AIM:
Emit the entire listing verbatim.

═════ EXTRACTED DATA

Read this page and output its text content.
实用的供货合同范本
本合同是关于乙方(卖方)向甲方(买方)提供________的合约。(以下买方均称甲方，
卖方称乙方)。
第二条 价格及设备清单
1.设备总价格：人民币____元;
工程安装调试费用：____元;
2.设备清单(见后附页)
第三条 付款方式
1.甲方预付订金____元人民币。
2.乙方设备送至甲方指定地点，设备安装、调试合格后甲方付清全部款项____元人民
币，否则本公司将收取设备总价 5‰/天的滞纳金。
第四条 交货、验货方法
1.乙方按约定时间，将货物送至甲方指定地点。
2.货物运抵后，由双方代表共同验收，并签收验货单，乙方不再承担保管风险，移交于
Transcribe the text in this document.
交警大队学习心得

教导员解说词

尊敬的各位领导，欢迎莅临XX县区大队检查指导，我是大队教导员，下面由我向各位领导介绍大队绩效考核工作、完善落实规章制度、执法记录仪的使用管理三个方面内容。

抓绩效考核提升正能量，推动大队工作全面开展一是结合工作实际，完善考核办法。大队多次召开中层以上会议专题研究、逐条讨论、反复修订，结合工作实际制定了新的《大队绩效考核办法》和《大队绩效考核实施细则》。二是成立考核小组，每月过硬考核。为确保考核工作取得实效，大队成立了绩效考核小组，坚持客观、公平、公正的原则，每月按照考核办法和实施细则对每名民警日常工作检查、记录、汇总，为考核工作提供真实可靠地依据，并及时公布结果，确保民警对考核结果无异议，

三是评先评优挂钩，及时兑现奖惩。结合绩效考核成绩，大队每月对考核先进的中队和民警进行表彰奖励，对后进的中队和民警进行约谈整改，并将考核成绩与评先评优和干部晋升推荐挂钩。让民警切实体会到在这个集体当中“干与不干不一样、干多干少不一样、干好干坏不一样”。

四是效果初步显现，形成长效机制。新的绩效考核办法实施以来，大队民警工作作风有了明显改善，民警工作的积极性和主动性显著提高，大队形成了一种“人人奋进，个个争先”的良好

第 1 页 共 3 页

══════════

EXERCISE OUTPUT:
Read this page and output its text content.
实用的供货合同范本
本合同是关于乙方(卖方)向甲方(买方)提供________的合约。(以下买方均称甲方，
卖方称乙方)。
第二条 价格及设备清单
1.设备总价格：人民币____元;
工程安装调试费用：____元;
2.设备清单(见后附页)
第三条 付款方式
1.甲方预付订金____元人民币。
2.乙方设备送至甲方指定地点，设备安装、调试合格后甲方付清全部款项____元人民
币，否则本公司将收取设备总价 5‰/天的滞纳金。
第四条 交货、验货方法
1.乙方按约定时间，将货物送至甲方指定地点。
2.货物运抵后，由双方代表共同验收，并签收验货单，乙方不再承担保管风险，移交于
Transcribe the text in this document.
交警大队学习心得

教导员解说词

尊敬的各位领导，欢迎莅临XX县区大队检查指导，我是大队教导员，下面由我向各位领导介绍大队绩效考核工作、完善落实规章制度、执法记录仪的使用管理三个方面内容。

抓绩效考核提升正能量，推动大队工作全面开展一是结合工作实际，完善考核办法。大队多次召开中层以上会议专题研究、逐条讨论、反复修订，结合工作实际制定了新的《大队绩效考核办法》和《大队绩效考核实施细则》。二是成立考核小组，每月过硬考核。为确保考核工作取得实效，大队成立了绩效考核小组，坚持客观、公平、公正的原则，每月按照考核办法和实施细则对每名民警日常工作检查、记录、汇总，为考核工作提供真实可靠地依据，并及时公布结果，确保民警对考核结果无异议，

三是评先评优挂钩，及时兑现奖惩。结合绩效考核成绩，大队每月对考核先进的中队和民警进行表彰奖励，对后进的中队和民警进行约谈整改，并将考核成绩与评先评优和干部晋升推荐挂钩。让民警切实体会到在这个集体当中“干与不干不一样、干多干少不一样、干好干坏不一样”。

四是效果初步显现，形成长效机制。新的绩效考核办法实施以来，大队民警工作作风有了明显改善，民警工作的积极性和主动性显著提高，大队形成了一种“人人奋进，个个争先”的良好

第 1 页 共 3 页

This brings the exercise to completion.